DIRECTIONS. Lines containing "JSON" are to be counted. Report the count alone.

%%

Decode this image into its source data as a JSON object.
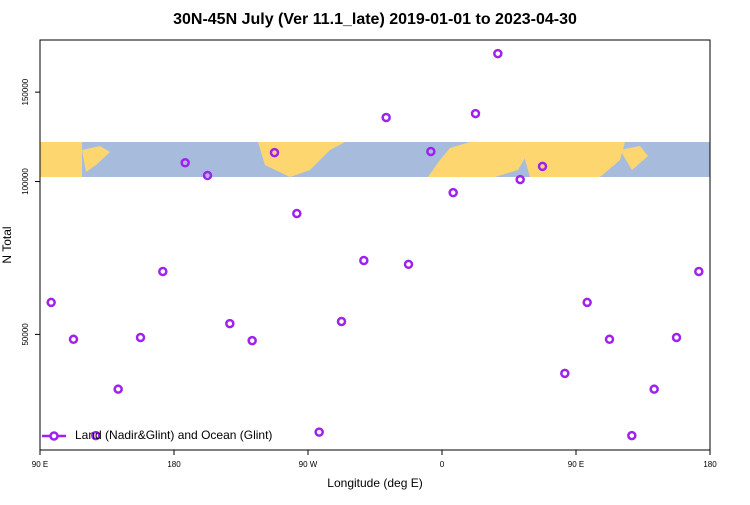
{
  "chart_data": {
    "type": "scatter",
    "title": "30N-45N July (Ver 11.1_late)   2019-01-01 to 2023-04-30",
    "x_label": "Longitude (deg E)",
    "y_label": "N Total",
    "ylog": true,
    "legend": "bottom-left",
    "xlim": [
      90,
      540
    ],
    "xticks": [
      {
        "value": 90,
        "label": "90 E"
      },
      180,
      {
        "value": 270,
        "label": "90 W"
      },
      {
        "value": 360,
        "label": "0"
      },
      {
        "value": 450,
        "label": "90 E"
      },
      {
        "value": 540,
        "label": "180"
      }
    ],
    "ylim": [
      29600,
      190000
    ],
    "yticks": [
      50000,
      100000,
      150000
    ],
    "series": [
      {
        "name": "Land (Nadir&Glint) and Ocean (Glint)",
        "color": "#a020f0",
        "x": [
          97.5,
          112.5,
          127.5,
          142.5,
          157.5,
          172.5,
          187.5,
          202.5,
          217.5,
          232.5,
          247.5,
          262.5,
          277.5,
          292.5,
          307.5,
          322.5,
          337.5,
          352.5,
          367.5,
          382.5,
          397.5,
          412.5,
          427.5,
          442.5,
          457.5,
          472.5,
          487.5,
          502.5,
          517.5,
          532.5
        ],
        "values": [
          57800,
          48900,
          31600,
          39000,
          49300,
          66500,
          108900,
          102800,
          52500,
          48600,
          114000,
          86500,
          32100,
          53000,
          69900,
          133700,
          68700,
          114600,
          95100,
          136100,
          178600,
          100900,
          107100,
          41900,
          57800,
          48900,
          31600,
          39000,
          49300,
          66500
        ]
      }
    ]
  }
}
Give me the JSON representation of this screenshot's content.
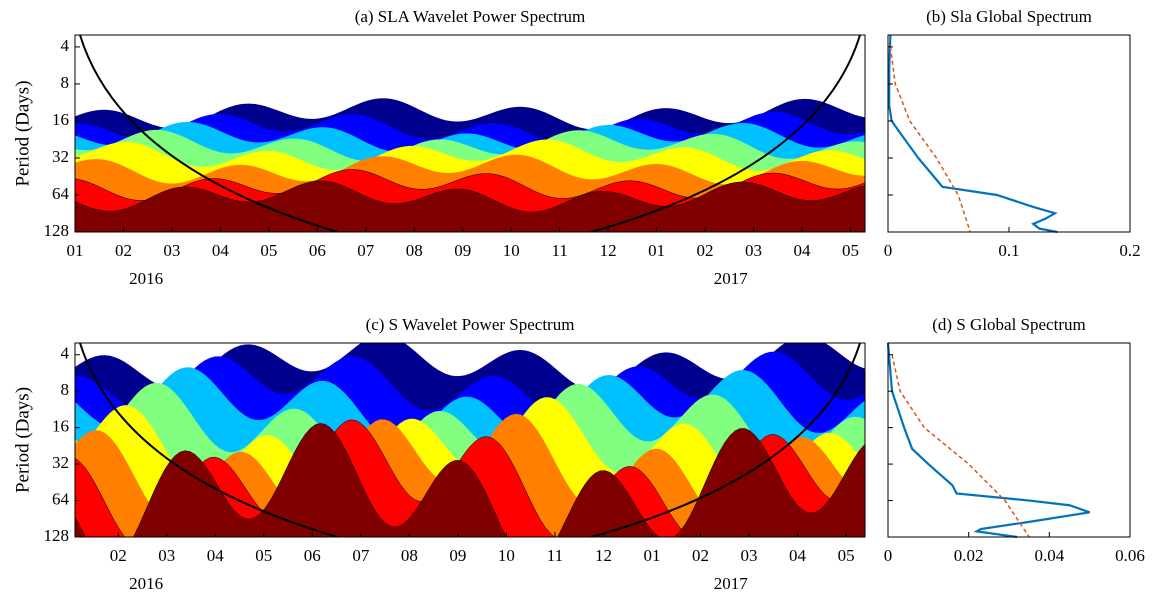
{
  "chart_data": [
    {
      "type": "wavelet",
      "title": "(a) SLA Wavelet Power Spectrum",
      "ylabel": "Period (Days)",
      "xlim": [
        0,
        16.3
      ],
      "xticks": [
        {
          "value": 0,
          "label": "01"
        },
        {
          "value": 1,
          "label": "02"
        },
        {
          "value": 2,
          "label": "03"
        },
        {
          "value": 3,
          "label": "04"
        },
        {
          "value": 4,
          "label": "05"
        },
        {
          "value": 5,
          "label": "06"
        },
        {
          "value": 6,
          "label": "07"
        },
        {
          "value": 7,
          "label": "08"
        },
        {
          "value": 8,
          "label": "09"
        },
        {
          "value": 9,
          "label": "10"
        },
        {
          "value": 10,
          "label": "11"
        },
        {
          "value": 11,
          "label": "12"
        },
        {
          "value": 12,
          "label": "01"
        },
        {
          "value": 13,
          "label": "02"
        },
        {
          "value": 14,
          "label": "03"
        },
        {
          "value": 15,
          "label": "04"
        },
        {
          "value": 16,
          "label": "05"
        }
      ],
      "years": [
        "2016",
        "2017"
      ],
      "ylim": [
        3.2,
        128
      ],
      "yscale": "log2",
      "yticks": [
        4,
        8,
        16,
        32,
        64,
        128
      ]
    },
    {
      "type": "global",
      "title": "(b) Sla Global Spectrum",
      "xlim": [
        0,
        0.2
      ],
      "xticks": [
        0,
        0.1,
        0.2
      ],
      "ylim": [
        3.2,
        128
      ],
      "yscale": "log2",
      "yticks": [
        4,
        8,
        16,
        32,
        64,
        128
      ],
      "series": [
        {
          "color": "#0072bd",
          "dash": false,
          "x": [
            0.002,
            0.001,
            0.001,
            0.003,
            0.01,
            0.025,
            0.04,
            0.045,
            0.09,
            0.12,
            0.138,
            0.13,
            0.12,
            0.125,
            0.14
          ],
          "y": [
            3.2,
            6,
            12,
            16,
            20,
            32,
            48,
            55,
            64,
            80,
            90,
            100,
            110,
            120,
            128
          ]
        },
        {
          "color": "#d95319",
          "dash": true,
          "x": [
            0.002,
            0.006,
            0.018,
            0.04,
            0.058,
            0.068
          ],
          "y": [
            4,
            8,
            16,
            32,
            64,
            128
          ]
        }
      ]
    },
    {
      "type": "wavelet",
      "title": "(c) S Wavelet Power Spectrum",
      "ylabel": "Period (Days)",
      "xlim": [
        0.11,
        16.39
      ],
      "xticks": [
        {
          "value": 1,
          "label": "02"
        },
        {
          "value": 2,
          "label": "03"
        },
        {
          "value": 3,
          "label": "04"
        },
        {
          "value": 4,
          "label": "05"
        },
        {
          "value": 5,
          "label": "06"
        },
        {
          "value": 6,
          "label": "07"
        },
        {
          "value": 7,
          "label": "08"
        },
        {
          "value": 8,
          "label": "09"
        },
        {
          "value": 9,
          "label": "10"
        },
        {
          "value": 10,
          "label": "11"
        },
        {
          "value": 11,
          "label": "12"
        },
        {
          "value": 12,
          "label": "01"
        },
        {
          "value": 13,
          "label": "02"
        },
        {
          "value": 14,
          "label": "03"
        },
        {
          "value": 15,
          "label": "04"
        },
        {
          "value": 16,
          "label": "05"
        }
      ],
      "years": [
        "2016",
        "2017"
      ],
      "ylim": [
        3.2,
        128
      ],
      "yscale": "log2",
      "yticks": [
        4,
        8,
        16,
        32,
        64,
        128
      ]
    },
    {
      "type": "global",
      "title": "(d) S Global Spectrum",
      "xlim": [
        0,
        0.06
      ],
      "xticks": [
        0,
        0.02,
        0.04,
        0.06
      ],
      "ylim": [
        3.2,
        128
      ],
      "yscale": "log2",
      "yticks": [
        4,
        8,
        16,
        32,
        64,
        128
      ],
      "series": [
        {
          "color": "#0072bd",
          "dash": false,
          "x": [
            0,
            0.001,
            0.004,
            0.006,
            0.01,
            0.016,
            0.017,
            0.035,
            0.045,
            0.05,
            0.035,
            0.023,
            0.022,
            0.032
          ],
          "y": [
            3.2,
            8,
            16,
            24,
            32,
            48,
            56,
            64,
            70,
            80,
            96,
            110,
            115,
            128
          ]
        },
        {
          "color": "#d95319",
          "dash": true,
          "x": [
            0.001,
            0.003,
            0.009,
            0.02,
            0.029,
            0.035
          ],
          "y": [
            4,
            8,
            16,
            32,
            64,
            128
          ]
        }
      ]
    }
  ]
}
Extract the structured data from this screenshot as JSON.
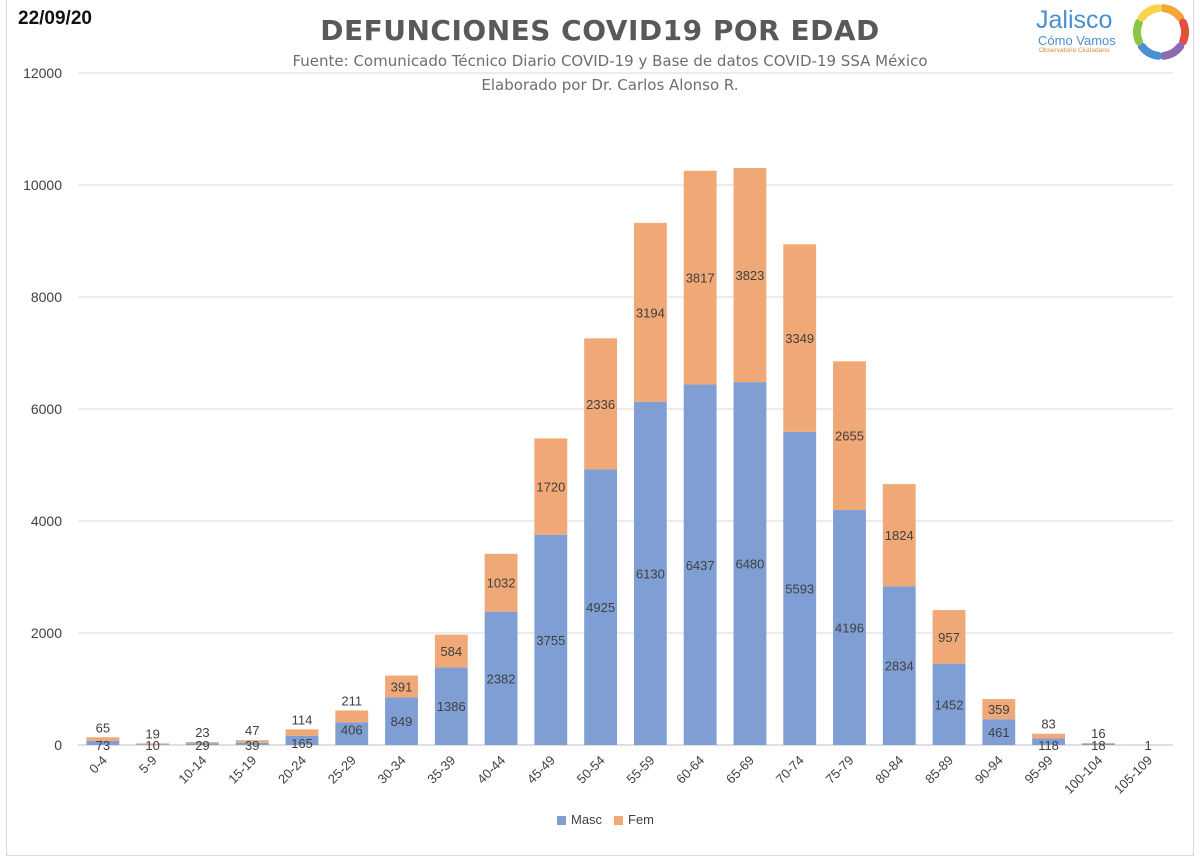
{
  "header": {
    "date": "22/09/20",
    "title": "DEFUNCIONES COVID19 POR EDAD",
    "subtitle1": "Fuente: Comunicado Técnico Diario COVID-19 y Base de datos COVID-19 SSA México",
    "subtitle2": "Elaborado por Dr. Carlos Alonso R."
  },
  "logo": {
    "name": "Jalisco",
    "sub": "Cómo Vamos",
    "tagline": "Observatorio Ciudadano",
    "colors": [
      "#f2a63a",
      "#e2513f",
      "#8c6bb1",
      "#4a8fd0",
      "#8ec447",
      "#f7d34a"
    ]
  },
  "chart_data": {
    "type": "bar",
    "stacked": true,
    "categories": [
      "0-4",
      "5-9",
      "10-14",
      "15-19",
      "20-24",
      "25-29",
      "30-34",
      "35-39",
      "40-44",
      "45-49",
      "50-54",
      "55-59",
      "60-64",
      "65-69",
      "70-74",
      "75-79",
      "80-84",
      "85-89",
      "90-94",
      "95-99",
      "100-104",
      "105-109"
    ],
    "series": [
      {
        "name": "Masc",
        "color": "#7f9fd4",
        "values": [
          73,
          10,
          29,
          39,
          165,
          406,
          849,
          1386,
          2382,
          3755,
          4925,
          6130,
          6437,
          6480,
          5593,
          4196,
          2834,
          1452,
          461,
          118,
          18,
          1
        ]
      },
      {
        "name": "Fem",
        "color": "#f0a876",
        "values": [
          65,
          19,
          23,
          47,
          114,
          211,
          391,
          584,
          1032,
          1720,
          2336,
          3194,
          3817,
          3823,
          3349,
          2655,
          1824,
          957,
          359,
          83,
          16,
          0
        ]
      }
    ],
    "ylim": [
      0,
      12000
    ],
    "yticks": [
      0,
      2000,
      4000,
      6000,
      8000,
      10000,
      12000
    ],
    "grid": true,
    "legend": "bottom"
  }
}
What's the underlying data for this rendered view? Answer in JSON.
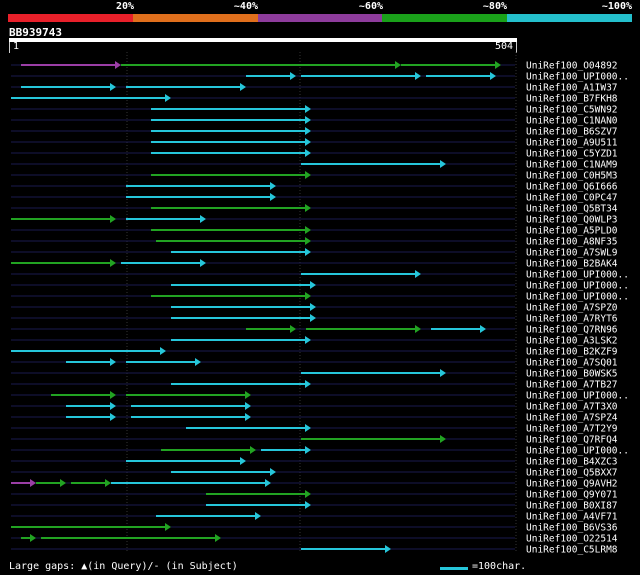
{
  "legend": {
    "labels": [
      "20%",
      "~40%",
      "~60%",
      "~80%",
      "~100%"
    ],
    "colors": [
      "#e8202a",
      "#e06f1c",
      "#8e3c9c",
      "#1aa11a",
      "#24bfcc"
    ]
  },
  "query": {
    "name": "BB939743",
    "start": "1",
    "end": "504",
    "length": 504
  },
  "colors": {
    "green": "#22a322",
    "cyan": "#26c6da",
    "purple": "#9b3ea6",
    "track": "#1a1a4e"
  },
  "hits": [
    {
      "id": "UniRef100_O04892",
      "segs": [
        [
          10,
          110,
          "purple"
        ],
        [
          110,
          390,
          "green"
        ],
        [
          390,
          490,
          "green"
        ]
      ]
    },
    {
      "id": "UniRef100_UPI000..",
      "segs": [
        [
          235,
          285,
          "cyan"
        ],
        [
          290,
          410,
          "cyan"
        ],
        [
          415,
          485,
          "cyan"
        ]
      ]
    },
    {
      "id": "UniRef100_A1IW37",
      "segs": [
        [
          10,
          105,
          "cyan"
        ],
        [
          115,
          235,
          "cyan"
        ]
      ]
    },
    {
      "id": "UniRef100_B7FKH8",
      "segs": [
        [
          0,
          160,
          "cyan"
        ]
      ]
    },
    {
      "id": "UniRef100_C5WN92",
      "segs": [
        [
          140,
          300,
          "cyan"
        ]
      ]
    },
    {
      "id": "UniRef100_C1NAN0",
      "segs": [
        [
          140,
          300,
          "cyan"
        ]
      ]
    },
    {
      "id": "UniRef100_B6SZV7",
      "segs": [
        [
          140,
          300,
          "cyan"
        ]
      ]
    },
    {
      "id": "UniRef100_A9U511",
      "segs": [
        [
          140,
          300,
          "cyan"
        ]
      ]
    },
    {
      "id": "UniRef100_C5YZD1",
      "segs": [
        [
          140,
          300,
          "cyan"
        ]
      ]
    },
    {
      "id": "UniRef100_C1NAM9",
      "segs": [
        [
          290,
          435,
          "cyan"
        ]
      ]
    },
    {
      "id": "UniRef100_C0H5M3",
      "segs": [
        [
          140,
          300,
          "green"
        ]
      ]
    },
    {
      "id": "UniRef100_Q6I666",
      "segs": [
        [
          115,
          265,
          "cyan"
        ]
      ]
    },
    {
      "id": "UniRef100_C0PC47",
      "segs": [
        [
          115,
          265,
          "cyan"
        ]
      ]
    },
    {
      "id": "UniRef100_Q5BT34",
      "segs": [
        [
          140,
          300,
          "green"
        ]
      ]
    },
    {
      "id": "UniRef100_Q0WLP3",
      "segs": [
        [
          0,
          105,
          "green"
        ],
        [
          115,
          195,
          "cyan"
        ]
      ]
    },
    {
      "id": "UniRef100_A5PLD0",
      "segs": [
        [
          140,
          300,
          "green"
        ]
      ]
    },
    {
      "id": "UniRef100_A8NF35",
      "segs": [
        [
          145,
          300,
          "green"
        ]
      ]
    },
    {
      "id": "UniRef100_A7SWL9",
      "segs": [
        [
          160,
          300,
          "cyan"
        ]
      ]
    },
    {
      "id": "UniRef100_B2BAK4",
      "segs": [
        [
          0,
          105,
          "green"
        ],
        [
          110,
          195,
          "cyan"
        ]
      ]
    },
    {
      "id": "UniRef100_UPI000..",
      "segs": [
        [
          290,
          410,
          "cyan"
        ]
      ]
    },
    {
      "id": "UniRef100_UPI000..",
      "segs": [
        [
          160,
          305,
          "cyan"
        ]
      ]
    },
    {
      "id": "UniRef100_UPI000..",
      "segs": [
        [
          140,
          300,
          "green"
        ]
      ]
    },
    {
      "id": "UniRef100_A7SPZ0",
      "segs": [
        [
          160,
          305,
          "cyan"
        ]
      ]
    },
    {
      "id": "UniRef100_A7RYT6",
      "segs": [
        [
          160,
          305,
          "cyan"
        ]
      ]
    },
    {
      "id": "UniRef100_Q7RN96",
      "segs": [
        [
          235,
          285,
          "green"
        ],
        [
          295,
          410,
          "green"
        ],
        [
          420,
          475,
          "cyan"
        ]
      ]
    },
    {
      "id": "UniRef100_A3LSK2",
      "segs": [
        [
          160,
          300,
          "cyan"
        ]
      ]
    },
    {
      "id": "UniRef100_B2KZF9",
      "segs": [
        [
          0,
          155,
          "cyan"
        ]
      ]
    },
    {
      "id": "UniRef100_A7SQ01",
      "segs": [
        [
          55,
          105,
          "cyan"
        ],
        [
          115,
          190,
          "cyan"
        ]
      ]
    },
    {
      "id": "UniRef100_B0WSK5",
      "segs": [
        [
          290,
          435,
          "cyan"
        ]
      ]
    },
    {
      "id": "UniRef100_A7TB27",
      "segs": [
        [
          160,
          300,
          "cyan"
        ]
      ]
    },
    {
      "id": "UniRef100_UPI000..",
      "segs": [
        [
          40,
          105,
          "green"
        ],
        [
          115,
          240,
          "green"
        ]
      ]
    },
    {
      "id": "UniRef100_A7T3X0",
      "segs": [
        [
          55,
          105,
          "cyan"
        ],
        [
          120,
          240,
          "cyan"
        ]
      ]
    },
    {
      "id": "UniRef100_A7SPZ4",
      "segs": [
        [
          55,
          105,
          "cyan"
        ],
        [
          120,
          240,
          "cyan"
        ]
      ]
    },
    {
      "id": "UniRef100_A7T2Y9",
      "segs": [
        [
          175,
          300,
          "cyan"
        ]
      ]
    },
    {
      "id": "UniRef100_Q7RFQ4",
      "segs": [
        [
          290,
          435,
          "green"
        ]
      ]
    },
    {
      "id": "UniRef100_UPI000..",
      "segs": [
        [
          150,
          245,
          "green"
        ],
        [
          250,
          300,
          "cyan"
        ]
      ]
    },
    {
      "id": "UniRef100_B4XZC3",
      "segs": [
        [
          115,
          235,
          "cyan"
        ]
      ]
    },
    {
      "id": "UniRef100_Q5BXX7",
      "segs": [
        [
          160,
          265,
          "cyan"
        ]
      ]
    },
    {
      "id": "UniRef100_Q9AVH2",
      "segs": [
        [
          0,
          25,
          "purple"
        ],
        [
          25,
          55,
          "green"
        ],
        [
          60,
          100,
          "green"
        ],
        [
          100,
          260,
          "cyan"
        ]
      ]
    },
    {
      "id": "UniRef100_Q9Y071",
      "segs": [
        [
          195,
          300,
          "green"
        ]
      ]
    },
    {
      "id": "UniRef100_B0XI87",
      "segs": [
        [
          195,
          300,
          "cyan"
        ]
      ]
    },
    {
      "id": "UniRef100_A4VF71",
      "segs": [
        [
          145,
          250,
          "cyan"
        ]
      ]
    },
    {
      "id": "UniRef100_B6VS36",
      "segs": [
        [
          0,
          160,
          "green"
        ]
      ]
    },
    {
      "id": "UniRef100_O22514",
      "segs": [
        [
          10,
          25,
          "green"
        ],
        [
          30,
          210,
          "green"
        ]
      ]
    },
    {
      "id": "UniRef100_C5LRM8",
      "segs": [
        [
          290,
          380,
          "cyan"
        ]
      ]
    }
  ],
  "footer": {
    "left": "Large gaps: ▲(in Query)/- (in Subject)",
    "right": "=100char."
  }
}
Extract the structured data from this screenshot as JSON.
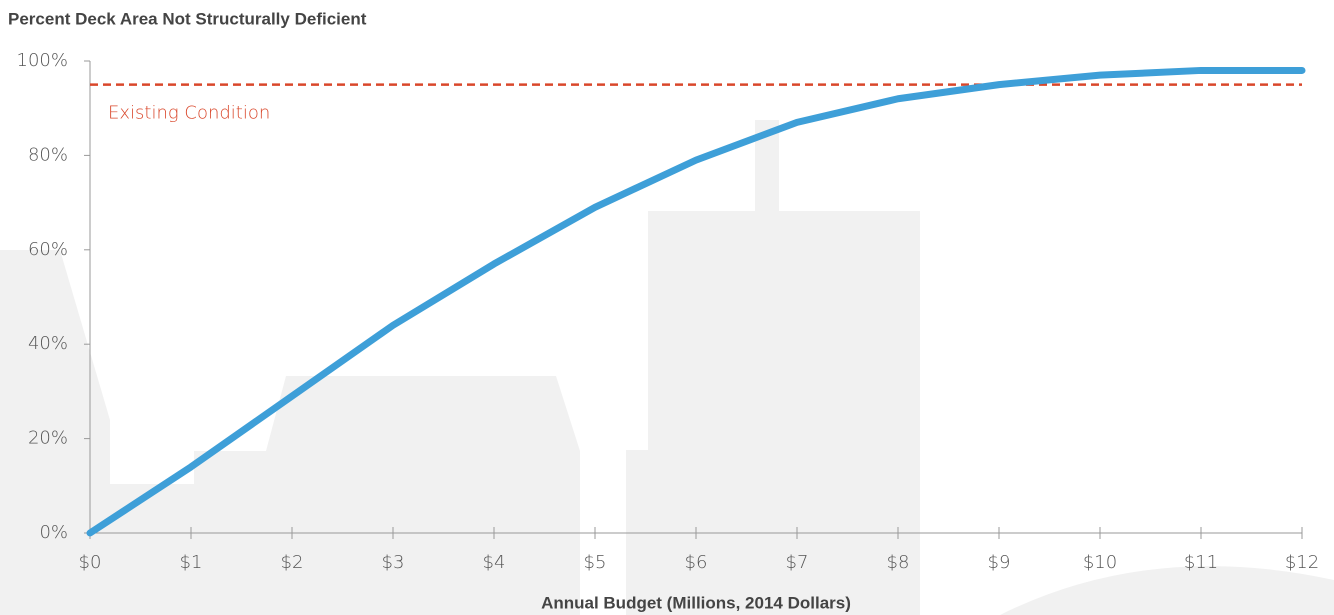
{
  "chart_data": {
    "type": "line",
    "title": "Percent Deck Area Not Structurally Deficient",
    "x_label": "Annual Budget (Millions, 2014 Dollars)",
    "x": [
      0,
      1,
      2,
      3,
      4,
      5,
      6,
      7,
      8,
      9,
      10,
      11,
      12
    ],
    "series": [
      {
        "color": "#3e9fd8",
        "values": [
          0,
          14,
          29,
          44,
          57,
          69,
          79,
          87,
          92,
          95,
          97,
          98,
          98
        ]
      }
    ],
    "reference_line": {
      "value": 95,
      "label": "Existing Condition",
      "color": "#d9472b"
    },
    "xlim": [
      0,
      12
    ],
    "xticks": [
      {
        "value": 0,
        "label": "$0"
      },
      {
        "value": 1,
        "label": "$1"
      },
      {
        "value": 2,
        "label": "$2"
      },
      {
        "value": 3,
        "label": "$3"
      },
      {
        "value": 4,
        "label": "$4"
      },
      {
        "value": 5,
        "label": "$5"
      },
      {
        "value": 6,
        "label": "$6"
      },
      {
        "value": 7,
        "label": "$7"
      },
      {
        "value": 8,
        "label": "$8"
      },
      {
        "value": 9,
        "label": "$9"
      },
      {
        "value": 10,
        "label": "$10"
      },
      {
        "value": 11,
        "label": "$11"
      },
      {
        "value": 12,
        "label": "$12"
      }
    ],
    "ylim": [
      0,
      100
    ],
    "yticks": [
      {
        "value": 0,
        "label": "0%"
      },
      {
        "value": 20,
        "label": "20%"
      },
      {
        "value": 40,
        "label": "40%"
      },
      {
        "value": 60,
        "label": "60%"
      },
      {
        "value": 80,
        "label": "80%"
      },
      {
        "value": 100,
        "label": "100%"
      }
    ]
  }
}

%%

CORRECT RESPONSE. 5